AIM> Each entry should be quoted word for word, including every mark of punctuation.

DATA SUPPLIED>
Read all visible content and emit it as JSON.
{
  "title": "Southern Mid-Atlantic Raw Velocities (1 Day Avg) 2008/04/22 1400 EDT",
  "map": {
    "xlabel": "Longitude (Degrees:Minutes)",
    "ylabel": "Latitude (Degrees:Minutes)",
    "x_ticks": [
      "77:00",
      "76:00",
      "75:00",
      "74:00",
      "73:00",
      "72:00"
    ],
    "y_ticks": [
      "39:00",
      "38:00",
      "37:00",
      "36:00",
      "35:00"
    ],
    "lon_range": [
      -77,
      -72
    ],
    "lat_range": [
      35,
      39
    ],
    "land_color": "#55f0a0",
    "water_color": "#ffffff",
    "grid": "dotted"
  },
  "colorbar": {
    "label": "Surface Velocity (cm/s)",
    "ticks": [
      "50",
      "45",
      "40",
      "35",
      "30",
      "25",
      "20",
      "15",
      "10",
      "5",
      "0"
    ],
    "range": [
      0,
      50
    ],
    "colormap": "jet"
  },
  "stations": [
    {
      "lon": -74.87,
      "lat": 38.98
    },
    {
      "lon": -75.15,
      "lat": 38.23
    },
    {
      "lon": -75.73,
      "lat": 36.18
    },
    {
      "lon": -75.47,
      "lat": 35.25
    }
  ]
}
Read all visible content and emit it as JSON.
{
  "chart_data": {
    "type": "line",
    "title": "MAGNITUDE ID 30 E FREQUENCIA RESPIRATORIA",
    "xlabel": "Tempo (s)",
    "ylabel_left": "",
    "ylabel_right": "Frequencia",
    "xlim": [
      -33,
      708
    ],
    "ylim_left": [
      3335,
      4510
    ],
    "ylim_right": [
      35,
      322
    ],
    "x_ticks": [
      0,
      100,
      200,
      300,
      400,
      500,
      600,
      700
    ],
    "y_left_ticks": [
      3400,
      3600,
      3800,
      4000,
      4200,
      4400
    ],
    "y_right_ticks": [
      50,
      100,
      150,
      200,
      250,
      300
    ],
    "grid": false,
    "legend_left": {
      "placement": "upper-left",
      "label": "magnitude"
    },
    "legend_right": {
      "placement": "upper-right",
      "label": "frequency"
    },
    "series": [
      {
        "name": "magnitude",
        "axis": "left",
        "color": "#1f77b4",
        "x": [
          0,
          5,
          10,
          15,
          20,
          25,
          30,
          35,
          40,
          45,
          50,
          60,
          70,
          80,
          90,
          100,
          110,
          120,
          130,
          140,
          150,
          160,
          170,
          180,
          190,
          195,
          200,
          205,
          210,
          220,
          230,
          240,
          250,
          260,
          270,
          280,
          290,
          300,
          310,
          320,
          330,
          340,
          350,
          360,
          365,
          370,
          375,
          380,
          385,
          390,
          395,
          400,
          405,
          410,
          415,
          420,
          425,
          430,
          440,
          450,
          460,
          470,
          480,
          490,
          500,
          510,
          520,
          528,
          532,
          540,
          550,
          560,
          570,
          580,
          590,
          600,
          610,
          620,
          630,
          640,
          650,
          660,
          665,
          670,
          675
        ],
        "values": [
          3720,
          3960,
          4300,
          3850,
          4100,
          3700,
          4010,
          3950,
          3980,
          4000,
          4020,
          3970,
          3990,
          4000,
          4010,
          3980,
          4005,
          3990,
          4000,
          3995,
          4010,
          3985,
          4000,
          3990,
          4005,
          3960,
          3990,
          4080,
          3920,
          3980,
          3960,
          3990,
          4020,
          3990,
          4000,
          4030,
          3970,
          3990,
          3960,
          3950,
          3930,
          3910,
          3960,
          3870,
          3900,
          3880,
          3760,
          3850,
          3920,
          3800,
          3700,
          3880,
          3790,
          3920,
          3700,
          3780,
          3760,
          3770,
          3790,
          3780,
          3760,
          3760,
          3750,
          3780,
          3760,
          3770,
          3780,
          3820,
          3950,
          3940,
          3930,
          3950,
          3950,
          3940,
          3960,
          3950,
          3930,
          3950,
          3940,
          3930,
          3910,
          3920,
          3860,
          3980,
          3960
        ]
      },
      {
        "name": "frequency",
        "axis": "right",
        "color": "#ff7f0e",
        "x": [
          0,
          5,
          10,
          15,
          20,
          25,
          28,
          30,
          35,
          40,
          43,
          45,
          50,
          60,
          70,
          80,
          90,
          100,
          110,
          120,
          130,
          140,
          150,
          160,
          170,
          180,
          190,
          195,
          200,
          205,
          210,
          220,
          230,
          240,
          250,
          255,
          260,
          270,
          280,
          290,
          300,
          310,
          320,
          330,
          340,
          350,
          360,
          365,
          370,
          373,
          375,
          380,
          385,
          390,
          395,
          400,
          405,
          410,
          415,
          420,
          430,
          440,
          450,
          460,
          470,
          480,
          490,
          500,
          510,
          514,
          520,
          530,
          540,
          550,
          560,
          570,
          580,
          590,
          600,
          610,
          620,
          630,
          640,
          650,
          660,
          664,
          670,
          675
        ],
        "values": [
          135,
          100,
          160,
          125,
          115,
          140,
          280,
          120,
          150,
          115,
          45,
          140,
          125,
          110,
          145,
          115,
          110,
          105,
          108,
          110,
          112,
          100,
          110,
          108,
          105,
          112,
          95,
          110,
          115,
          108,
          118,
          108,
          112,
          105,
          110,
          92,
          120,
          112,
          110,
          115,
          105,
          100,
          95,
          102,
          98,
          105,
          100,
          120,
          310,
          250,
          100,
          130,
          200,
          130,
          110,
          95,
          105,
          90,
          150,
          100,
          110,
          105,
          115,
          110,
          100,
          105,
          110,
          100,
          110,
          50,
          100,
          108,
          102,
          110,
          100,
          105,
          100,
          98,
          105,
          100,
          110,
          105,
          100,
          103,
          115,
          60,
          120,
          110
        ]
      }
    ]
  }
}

EXERCISE OUTPUT>
Read all visible content and emit it as JSON.
{
  "title": "Southern Mid-Atlantic Raw Velocities (1 Day Avg) 2008/04/22 1400 EDT",
  "map": {
    "xlabel": "Longitude (Degrees:Minutes)",
    "ylabel": "Latitude (Degrees:Minutes)",
    "x_ticks": [
      "77:00",
      "76:00",
      "75:00",
      "74:00",
      "73:00",
      "72:00"
    ],
    "y_ticks": [
      "39:00",
      "38:00",
      "37:00",
      "36:00",
      "35:00"
    ],
    "lon_range": [
      -77,
      -72
    ],
    "lat_range": [
      35,
      39
    ],
    "land_color": "#55f0a0",
    "water_color": "#ffffff",
    "grid": "dotted"
  },
  "colorbar": {
    "label": "Surface Velocity (cm/s)",
    "ticks": [
      "50",
      "45",
      "40",
      "35",
      "30",
      "25",
      "20",
      "15",
      "10",
      "5",
      "0"
    ],
    "range": [
      0,
      50
    ],
    "colormap": "jet"
  },
  "stations": [
    {
      "lon": -74.87,
      "lat": 38.98
    },
    {
      "lon": -75.15,
      "lat": 38.23
    },
    {
      "lon": -75.73,
      "lat": 36.18
    },
    {
      "lon": -75.47,
      "lat": 35.25
    }
  ]
}
Read all visible content and emit it as JSON.
{
  "chart_data": {
    "type": "line",
    "title": "MAGNITUDE ID 30 E FREQUENCIA RESPIRATORIA",
    "xlabel": "Tempo (s)",
    "ylabel_left": "",
    "ylabel_right": "Frequencia",
    "xlim": [
      -33,
      708
    ],
    "ylim_left": [
      3335,
      4510
    ],
    "ylim_right": [
      35,
      322
    ],
    "x_ticks": [
      0,
      100,
      200,
      300,
      400,
      500,
      600,
      700
    ],
    "y_left_ticks": [
      3400,
      3600,
      3800,
      4000,
      4200,
      4400
    ],
    "y_right_ticks": [
      50,
      100,
      150,
      200,
      250,
      300
    ],
    "grid": false,
    "legend_left": {
      "placement": "upper-left",
      "label": "magnitude"
    },
    "legend_right": {
      "placement": "upper-right",
      "label": "frequency"
    },
    "series": [
      {
        "name": "magnitude",
        "axis": "left",
        "color": "#1f77b4",
        "x": [
          0,
          5,
          10,
          15,
          20,
          25,
          30,
          35,
          40,
          45,
          50,
          60,
          70,
          80,
          90,
          100,
          110,
          120,
          130,
          140,
          150,
          160,
          170,
          180,
          190,
          195,
          200,
          205,
          210,
          220,
          230,
          240,
          250,
          260,
          270,
          280,
          290,
          300,
          310,
          320,
          330,
          340,
          350,
          360,
          365,
          370,
          375,
          380,
          385,
          390,
          395,
          400,
          405,
          410,
          415,
          420,
          425,
          430,
          440,
          450,
          460,
          470,
          480,
          490,
          500,
          510,
          520,
          528,
          532,
          540,
          550,
          560,
          570,
          580,
          590,
          600,
          610,
          620,
          630,
          640,
          650,
          660,
          665,
          670,
          675
        ],
        "values": [
          3720,
          3960,
          4300,
          3850,
          4100,
          3700,
          4010,
          3950,
          3980,
          4000,
          4020,
          3970,
          3990,
          4000,
          4010,
          3980,
          4005,
          3990,
          4000,
          3995,
          4010,
          3985,
          4000,
          3990,
          4005,
          3960,
          3990,
          4080,
          3920,
          3980,
          3960,
          3990,
          4020,
          3990,
          4000,
          4030,
          3970,
          3990,
          3960,
          3950,
          3930,
          3910,
          3960,
          3870,
          3900,
          3880,
          3760,
          3850,
          3920,
          3800,
          3700,
          3880,
          3790,
          3920,
          3700,
          3780,
          3760,
          3770,
          3790,
          3780,
          3760,
          3760,
          3750,
          3780,
          3760,
          3770,
          3780,
          3820,
          3950,
          3940,
          3930,
          3950,
          3950,
          3940,
          3960,
          3950,
          3930,
          3950,
          3940,
          3930,
          3910,
          3920,
          3860,
          3980,
          3960
        ]
      },
      {
        "name": "frequency",
        "axis": "right",
        "color": "#ff7f0e",
        "x": [
          0,
          5,
          10,
          15,
          20,
          25,
          28,
          30,
          35,
          40,
          43,
          45,
          50,
          60,
          70,
          80,
          90,
          100,
          110,
          120,
          130,
          140,
          150,
          160,
          170,
          180,
          190,
          195,
          200,
          205,
          210,
          220,
          230,
          240,
          250,
          255,
          260,
          270,
          280,
          290,
          300,
          310,
          320,
          330,
          340,
          350,
          360,
          365,
          370,
          373,
          375,
          380,
          385,
          390,
          395,
          400,
          405,
          410,
          415,
          420,
          430,
          440,
          450,
          460,
          470,
          480,
          490,
          500,
          510,
          514,
          520,
          530,
          540,
          550,
          560,
          570,
          580,
          590,
          600,
          610,
          620,
          630,
          640,
          650,
          660,
          664,
          670,
          675
        ],
        "values": [
          135,
          100,
          160,
          125,
          115,
          140,
          280,
          120,
          150,
          115,
          45,
          140,
          125,
          110,
          145,
          115,
          110,
          105,
          108,
          110,
          112,
          100,
          110,
          108,
          105,
          112,
          95,
          110,
          115,
          108,
          118,
          108,
          112,
          105,
          110,
          92,
          120,
          112,
          110,
          115,
          105,
          100,
          95,
          102,
          98,
          105,
          100,
          120,
          310,
          250,
          100,
          130,
          200,
          130,
          110,
          95,
          105,
          90,
          150,
          100,
          110,
          105,
          115,
          110,
          100,
          105,
          110,
          100,
          110,
          50,
          100,
          108,
          102,
          110,
          100,
          105,
          100,
          98,
          105,
          100,
          110,
          105,
          100,
          103,
          115,
          60,
          120,
          110
        ]
      }
    ]
  }
}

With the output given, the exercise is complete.